What lines of the data hold the string "nada"? Pull each one out.

+ + + + +

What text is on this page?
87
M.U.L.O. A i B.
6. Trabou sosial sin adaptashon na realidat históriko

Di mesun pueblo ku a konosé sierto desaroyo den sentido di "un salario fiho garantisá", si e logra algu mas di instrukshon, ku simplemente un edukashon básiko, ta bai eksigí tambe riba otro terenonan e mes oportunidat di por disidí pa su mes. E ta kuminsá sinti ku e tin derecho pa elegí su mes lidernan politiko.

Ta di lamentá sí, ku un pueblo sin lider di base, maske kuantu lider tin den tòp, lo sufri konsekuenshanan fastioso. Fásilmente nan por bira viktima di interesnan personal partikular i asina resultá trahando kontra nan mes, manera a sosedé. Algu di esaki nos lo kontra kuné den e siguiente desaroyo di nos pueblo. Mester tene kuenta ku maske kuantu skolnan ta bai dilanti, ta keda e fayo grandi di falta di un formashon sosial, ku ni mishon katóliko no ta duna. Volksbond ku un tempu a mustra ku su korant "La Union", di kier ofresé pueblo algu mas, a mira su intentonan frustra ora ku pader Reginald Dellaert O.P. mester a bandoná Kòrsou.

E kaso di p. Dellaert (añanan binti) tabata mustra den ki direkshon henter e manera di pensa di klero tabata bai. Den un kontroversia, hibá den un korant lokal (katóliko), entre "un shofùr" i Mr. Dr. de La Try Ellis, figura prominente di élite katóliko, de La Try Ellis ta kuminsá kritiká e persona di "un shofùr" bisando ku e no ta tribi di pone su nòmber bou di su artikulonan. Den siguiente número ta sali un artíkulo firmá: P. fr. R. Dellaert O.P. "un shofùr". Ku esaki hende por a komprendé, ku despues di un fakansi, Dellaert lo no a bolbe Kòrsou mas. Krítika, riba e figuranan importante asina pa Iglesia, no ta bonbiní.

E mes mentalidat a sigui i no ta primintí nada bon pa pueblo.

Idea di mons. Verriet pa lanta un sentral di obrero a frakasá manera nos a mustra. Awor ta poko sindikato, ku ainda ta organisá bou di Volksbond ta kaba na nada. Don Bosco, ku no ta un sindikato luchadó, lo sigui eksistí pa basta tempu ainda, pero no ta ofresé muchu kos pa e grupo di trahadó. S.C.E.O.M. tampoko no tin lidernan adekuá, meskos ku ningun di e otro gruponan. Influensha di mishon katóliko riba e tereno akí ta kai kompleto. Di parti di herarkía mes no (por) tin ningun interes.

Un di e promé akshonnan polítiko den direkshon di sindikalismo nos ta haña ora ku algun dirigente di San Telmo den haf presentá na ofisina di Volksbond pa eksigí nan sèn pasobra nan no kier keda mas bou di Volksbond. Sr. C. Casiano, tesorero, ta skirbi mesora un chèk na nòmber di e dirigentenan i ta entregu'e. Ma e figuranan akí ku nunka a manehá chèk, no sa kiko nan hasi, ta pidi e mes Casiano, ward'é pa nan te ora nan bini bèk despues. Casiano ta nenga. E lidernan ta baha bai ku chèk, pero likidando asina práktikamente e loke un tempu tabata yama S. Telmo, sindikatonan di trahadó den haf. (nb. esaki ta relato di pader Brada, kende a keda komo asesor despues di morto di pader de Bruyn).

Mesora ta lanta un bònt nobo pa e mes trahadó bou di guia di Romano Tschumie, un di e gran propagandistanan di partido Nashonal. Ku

+ + + + +

> ANSWER BELOW
E mes mentalidat a sigui i no ta primintí nada bon pa pueblo.
Idea di mons. Verriet pa lanta un sentral di obrero a frakasá manera nos a mustra. Awor ta poko sindikato, ku ainda ta organisá bou di Volksbond ta kaba na nada. Don Bosco, ku no ta un sindikato luchadó, lo sigui eksistí pa basta tempu ainda, pero no ta ofresé muchu kos pa e grupo di trahadó. S.C.E.O.M. tampoko no tin lidernan adekuá, meskos ku ningun di e otro gruponan. Influensha di mishon katóliko riba e tereno akí ta kai kompleto. Di parti di herarkía mes no (por) tin ningun interes.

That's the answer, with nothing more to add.